As I close the book on the second of my two terms as a city councillor, I’m looking back at the last two years as vice mayor and taking stock of what we accomplished, and what we didn’t. In comparison to my first term (see my 2016-17 recap), this term was both busier and more contentious, especially during this past election year. Having announced in May that I would not be seeking reelection in 2019, I observed how election-year politics impeded our ability to work together productively to bridge differences. I have to conclude that our system of municipal governance is not serving us as well as it might, but how to improve it is a much larger question, and my goal here is to reflect on our work this past term.
Housing: If you made a word cloud to visualize Council debates in 2018-19, “housing” would sit at the center, written in the largest possible font. Though we began the term with a long list of strategies to address both the preservation and creation of more affordable units and to strengthen tenant protections, a highly-charged debate over one untested approach (a zoning overlay for affordable development) consumed much of the Council’s and city staff’s bandwidth, particularly during the second year of the term. After months of committee hearings, hours of emotional public comment, and hundreds of emails pro and con, we ultimately tabled the Affordable Housing Overlay zoning for lack of six votes in support.
The Overlay became the hot-button election issue for many candidates and voters and doubtless will be brought back for another go-round. Maybe the next Council will manage to find a way to help affordable developers compete for sites and will be able to work through their differences without succumbing to election-year theatrics. I genuinely hope they will find a path forward that respects the reasonable concerns raised by a broad spectrum of residents and that builds on and further refines the revisions we made to the original draft. Otherwise the coming term could get off to a rocky start that will be hard to recover from.

== == ==

▶ [Directions]:
1. Answer these questions about the council recap:
(a) In which month did the writer announce the decision not to seek reelection in 2019?
(b) Which word would sit at the center of a word cloud of 2018-19 Council debates?
(c) Why was the Affordable Housing Overlay zoning tabled?
2. Carry on the council recap from its last sentence.

(Bounding box prediction data)
== == ==

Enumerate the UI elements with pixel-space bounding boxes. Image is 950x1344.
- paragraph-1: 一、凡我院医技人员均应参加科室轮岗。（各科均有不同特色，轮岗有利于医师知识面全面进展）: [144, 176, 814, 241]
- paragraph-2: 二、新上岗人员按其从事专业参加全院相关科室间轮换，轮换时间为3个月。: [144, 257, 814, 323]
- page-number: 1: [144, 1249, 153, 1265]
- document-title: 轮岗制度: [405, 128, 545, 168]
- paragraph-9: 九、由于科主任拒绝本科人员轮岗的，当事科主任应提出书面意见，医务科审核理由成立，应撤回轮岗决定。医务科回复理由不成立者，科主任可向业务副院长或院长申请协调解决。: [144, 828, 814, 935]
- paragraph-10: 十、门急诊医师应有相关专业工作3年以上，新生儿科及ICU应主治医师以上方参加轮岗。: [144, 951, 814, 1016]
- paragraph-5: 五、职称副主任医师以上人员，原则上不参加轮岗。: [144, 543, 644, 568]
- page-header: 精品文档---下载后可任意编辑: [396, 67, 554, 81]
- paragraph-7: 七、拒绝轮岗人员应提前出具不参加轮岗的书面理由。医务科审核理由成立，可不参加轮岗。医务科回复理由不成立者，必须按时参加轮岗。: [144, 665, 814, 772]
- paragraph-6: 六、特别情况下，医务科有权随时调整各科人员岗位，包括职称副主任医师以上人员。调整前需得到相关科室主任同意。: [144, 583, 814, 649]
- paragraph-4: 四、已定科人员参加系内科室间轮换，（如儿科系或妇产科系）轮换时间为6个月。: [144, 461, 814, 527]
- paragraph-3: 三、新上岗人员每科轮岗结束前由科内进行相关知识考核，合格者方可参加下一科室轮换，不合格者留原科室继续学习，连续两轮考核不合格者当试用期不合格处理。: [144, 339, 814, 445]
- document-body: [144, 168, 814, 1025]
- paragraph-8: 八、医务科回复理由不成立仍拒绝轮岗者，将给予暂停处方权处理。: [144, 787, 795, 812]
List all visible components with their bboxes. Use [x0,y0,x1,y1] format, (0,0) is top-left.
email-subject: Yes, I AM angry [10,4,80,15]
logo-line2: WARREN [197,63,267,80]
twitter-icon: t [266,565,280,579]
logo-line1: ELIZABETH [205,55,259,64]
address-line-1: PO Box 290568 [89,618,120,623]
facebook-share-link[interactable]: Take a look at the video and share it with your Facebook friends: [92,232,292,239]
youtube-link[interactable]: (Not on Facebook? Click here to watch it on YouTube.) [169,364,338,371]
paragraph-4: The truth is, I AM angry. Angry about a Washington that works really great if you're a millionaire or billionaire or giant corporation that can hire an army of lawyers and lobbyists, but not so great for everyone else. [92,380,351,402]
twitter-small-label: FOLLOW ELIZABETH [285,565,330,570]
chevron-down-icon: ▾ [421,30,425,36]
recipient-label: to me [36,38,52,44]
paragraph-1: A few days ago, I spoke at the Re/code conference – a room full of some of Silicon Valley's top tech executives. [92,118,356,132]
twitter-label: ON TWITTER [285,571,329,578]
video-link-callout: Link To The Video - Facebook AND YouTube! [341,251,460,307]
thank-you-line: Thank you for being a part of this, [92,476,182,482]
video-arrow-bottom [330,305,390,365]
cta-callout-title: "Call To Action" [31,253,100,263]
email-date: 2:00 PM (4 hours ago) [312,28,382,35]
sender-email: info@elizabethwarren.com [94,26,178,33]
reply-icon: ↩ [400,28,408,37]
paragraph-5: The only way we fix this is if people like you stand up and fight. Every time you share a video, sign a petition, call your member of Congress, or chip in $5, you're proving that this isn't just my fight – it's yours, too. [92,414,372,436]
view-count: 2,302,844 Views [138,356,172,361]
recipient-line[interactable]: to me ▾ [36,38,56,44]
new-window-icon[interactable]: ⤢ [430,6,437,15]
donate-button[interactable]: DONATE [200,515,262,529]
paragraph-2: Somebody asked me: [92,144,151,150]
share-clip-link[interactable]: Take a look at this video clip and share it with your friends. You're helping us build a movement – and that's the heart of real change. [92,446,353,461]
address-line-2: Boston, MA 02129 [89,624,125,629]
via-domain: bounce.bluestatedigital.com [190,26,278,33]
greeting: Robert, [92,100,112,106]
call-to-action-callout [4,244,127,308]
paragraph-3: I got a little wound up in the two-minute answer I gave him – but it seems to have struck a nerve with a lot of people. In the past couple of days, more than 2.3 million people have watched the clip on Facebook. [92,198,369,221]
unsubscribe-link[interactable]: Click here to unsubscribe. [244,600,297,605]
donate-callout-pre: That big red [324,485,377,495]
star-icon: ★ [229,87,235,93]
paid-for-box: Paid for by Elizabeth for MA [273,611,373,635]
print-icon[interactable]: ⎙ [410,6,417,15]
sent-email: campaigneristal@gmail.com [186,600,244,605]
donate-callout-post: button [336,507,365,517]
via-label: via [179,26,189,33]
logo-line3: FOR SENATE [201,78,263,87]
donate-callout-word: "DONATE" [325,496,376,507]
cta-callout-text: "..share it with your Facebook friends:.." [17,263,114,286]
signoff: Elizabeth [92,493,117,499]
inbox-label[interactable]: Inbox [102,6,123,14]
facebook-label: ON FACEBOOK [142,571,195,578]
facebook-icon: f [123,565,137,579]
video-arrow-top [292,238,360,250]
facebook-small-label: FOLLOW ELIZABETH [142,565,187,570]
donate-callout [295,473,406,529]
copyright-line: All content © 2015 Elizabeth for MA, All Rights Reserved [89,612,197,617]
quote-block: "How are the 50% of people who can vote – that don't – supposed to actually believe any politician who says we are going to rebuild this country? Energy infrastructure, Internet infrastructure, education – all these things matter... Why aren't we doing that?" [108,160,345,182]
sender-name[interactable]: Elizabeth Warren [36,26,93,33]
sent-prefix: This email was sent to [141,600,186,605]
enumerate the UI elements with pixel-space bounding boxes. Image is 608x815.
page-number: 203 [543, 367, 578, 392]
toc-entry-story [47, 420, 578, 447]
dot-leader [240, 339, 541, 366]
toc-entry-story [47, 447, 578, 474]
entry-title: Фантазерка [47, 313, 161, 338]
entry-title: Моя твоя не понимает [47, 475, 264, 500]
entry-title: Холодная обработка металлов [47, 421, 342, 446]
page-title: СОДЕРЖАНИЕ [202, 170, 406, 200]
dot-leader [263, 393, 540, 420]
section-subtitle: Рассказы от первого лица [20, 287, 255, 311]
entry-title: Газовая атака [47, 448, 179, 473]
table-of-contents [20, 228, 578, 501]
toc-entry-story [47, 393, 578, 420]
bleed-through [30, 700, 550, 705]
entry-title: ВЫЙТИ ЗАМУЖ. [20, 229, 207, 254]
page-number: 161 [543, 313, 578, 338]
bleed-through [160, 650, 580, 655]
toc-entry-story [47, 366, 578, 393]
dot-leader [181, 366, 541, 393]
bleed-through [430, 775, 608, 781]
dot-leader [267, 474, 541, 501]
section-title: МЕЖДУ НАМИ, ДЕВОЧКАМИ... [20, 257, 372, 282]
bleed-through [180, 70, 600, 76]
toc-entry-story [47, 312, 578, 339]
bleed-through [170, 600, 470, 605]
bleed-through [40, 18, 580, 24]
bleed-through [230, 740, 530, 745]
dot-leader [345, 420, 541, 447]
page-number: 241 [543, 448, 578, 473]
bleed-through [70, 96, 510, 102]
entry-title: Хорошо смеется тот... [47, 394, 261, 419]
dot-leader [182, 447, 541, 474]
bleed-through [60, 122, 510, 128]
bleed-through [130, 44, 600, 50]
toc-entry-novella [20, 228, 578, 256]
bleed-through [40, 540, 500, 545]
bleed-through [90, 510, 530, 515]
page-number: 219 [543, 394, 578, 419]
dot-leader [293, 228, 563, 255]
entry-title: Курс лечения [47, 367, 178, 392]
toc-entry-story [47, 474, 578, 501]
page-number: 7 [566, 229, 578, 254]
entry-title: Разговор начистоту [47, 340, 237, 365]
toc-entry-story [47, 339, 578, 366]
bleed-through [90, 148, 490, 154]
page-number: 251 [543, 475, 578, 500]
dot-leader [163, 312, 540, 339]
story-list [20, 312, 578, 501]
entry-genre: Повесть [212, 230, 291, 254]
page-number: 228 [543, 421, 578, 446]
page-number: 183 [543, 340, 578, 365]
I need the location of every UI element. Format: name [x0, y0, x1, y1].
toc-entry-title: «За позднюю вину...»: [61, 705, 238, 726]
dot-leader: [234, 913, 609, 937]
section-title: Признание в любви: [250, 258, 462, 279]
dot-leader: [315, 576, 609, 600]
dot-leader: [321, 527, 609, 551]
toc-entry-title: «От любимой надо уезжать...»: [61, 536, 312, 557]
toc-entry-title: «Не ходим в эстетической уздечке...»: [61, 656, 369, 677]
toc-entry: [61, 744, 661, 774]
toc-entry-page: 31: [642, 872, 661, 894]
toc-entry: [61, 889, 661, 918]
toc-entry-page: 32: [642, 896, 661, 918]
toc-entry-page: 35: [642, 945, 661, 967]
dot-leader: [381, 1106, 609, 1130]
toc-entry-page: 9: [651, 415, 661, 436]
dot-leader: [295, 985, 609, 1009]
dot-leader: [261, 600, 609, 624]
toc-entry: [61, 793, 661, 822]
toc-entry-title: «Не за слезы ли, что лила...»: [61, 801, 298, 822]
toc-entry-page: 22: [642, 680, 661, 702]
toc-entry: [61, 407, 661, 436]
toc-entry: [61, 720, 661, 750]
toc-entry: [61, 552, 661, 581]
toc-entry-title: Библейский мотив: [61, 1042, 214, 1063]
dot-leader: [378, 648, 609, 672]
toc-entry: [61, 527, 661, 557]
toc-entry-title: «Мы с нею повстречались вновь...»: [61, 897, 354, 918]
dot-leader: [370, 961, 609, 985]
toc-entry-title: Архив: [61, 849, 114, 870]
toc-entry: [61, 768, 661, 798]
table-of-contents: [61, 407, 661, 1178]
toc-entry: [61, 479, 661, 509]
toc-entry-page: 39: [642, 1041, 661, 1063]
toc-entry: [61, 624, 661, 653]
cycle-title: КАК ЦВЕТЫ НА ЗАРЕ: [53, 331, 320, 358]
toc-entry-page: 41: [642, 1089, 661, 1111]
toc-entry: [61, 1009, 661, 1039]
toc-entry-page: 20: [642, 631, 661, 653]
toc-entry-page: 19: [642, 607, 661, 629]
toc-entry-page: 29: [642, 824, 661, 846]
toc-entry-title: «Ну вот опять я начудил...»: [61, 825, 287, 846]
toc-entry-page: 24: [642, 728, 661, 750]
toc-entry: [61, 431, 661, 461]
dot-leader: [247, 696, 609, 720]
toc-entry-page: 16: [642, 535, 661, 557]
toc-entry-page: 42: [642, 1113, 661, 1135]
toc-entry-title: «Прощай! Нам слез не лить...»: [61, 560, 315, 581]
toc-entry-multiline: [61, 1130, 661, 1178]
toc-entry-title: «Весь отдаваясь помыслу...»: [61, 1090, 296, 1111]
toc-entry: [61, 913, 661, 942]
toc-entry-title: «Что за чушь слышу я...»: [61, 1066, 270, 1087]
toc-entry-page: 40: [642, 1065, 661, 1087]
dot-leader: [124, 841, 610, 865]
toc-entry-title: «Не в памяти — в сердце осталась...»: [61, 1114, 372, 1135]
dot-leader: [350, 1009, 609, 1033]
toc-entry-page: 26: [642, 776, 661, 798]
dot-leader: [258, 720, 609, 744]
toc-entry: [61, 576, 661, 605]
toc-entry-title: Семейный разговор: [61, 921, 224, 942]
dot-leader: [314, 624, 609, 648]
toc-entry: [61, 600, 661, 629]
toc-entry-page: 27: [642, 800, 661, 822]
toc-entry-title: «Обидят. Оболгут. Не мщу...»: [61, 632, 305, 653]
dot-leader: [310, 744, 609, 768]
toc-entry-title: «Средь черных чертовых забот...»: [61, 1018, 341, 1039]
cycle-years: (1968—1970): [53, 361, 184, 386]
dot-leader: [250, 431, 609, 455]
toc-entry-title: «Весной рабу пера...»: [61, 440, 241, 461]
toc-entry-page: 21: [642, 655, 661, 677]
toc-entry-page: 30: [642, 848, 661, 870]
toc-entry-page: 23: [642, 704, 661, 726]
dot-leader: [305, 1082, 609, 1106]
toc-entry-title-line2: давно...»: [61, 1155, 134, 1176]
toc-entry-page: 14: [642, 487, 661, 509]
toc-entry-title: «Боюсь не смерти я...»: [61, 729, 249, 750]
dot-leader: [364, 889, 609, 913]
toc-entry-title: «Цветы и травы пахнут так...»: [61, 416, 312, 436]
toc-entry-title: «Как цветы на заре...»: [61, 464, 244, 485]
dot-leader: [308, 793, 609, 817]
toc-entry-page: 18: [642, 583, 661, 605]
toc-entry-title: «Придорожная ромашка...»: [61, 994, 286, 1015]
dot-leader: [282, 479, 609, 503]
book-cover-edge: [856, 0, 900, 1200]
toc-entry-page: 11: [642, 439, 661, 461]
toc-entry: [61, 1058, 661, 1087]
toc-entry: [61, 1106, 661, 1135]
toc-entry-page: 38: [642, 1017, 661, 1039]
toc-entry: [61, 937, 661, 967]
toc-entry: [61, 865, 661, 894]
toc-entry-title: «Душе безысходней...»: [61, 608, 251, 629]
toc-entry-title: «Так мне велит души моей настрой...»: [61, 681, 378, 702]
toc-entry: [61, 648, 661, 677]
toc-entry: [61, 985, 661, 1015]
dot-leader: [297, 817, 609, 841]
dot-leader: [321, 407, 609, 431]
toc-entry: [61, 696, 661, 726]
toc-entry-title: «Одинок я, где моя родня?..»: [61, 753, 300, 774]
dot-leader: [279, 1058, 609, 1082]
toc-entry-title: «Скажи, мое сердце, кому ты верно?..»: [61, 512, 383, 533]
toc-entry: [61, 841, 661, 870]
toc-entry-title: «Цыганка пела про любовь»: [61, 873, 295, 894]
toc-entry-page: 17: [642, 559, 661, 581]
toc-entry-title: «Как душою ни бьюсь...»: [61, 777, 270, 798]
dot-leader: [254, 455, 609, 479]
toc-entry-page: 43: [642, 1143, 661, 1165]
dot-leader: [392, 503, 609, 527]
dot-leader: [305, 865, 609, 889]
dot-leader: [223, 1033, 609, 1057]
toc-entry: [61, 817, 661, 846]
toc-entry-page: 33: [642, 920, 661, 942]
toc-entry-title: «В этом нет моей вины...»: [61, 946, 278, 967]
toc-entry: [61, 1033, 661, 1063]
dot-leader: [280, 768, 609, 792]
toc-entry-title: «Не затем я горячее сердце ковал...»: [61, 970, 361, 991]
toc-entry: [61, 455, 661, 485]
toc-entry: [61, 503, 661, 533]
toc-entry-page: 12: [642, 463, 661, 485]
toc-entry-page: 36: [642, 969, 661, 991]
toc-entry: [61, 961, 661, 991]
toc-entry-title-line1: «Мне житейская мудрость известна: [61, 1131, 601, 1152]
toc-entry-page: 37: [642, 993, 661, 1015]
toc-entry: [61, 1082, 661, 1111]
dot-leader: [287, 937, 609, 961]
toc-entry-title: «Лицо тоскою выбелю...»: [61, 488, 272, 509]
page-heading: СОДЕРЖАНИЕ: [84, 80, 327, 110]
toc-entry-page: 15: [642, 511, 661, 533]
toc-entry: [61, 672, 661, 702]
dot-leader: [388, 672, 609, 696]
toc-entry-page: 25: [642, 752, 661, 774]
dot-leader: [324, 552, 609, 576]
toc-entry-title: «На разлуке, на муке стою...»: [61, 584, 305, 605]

== == ==

▶ [Task answers]:
1.
(a) May
(b) "Housing"
(c) It lacked six votes in support.

2.
We did succeed in significantly increasing the city’s annual budget for affordable housing, and the next Council will debate how much to increase the incentive zoning (“linkage”) fees on new commercial and institutional development. These fees help to offset demand for workforce housing by increasing the available funding to create and preserve affordable units. But more commercial development fuels demand for housing at all income levels, raises land values, and the linkage fees are a drop in the bucket. We are trapped in a vicious cycle that is tearing at the civic fabric.
Other successes this term included tweaking the Accessory Dwelling Unit Ordinance, which we first adopted in early 2016, to spur the creation of more accessory units. We also added a new housing liaison position in the city manager’s office, and we increased funding for legal services for tenants facing eviction. The Tenant Displacement Task Force, led by Councillor Siddiqui, produced some actionable recommendations that the next Council can take up including possibly strengthening the condo conversion laws. A long-discussed real estate transfer tax to fund affordable housing is gaining traction at both the state and city level, along with recognition that it may be time to reconsider rent stabilization.
A significant personal victory for me was leading the opposition to a developer’s up-zoning petition to replace the Evolve fitness center site on New Street with a giant self-storage facility; instead the site will be redeveloped as 100% affordable housing, a much more appropriate use for a location next to our biggest park. Affordable projects permitted under the existing 40B comprehensive permit process are underway at 1791 Mass Ave (40 units at Frost Terrace) and 675 Concord Avenue (98 units at Finch Cambridge), and another is planned at 362 Rindge Ave (100 units at Rindge Commons).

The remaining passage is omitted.